_Data for this task_:
***

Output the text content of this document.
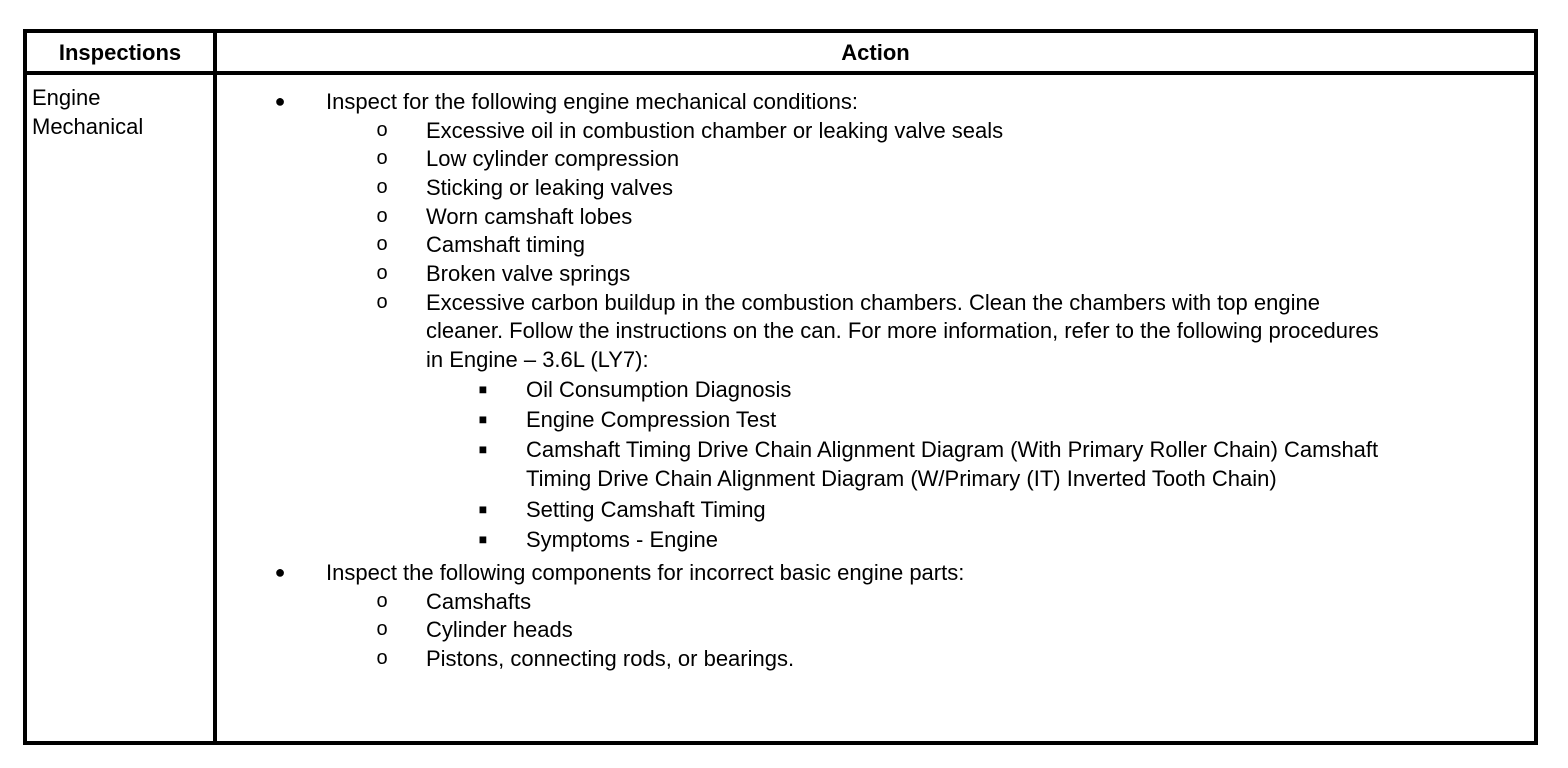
Inspections	Action
Engine
Mechanical
● Inspect for the following engine mechanical conditions:
o Excessive oil in combustion chamber or leaking valve seals
o Low cylinder compression
o Sticking or leaking valves
o Worn camshaft lobes
o Camshaft timing
o Broken valve springs
o Excessive carbon buildup in the combustion chambers. Clean the chambers with top engine
cleaner. Follow the instructions on the can. For more information, refer to the following procedures
in Engine – 3.6L (LY7):
■ Oil Consumption Diagnosis
■ Engine Compression Test
■ Camshaft Timing Drive Chain Alignment Diagram (With Primary Roller Chain) Camshaft
Timing Drive Chain Alignment Diagram (W/Primary (IT) Inverted Tooth Chain)
■ Setting Camshaft Timing
■ Symptoms - Engine
● Inspect the following components for incorrect basic engine parts:
o Camshafts
o Cylinder heads
o Pistons, connecting rods, or bearings.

***

All preceding records should be duplicated verbatim, images excepted.

_Exercise answer_:
Output the text content of this document.
Inspections	Action
Engine
Mechanical
● Inspect for the following engine mechanical conditions:
o Excessive oil in combustion chamber or leaking valve seals
o Low cylinder compression
o Sticking or leaking valves
o Worn camshaft lobes
o Camshaft timing
o Broken valve springs
o Excessive carbon buildup in the combustion chambers. Clean the chambers with top engine
cleaner. Follow the instructions on the can. For more information, refer to the following procedures
in Engine – 3.6L (LY7):
■ Oil Consumption Diagnosis
■ Engine Compression Test
■ Camshaft Timing Drive Chain Alignment Diagram (With Primary Roller Chain) Camshaft
Timing Drive Chain Alignment Diagram (W/Primary (IT) Inverted Tooth Chain)
■ Setting Camshaft Timing
■ Symptoms - Engine
● Inspect the following components for incorrect basic engine parts:
o Camshafts
o Cylinder heads
o Pistons, connecting rods, or bearings.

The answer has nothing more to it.